Exercise description.
Show each line of the data below that has the string "true" in it.

Task input.

━━━━━━━━

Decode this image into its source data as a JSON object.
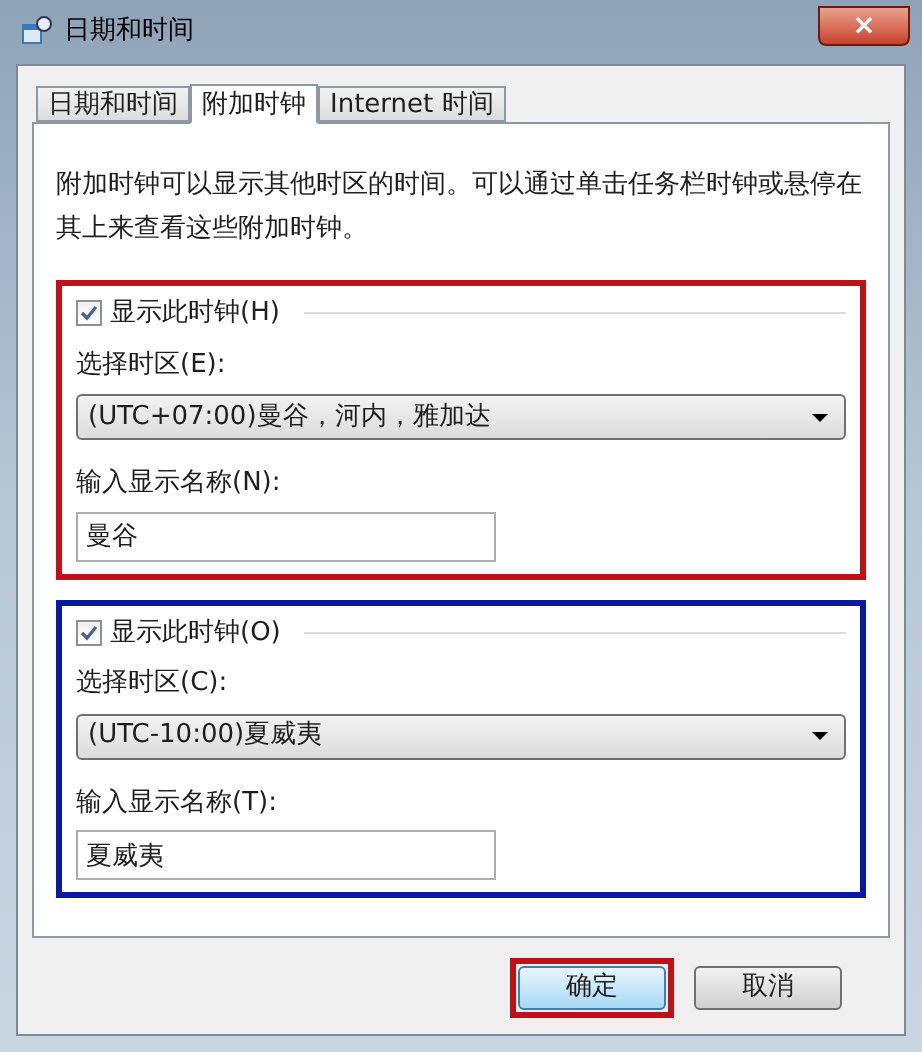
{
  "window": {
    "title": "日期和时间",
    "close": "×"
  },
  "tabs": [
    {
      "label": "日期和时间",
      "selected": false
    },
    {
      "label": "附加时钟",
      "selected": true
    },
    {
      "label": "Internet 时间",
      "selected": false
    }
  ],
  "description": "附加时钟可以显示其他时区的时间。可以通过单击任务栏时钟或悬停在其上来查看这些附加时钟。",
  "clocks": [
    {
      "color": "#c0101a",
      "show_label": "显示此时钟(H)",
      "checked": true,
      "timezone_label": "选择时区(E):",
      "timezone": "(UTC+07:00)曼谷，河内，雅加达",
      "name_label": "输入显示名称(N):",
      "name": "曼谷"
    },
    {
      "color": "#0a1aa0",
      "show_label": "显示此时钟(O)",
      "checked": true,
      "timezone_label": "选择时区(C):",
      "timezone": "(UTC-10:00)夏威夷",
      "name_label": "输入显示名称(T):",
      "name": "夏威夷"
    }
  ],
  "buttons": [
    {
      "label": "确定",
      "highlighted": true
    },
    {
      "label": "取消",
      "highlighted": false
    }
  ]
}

━━━━━━━━

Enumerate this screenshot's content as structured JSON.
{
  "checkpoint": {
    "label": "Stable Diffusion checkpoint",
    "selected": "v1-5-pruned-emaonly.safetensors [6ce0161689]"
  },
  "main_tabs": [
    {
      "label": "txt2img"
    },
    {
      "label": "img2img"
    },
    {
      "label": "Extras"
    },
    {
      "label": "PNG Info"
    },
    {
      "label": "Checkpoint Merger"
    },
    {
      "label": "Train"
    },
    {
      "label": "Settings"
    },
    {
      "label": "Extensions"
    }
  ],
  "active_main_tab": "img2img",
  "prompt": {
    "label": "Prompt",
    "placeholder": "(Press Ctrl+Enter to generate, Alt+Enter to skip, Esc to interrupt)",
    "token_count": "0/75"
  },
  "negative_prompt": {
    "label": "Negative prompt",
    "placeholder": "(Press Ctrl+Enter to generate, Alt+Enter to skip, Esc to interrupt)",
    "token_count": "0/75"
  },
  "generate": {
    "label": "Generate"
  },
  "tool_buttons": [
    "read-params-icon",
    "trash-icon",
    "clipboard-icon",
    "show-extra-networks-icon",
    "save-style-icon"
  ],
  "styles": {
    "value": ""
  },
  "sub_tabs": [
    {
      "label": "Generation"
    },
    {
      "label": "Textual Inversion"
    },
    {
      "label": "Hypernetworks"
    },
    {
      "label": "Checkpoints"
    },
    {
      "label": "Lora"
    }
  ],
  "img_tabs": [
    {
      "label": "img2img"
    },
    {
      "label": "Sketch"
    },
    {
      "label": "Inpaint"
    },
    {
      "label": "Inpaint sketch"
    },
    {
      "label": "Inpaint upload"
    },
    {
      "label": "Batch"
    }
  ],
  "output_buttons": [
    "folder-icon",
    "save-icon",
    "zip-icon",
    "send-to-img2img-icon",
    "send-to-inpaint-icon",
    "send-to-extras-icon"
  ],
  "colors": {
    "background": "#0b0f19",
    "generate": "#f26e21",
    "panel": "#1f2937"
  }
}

━━━━━━━━

Worked solution.
      "selected": true
      "checked": true,
      "checked": true,
      "highlighted": true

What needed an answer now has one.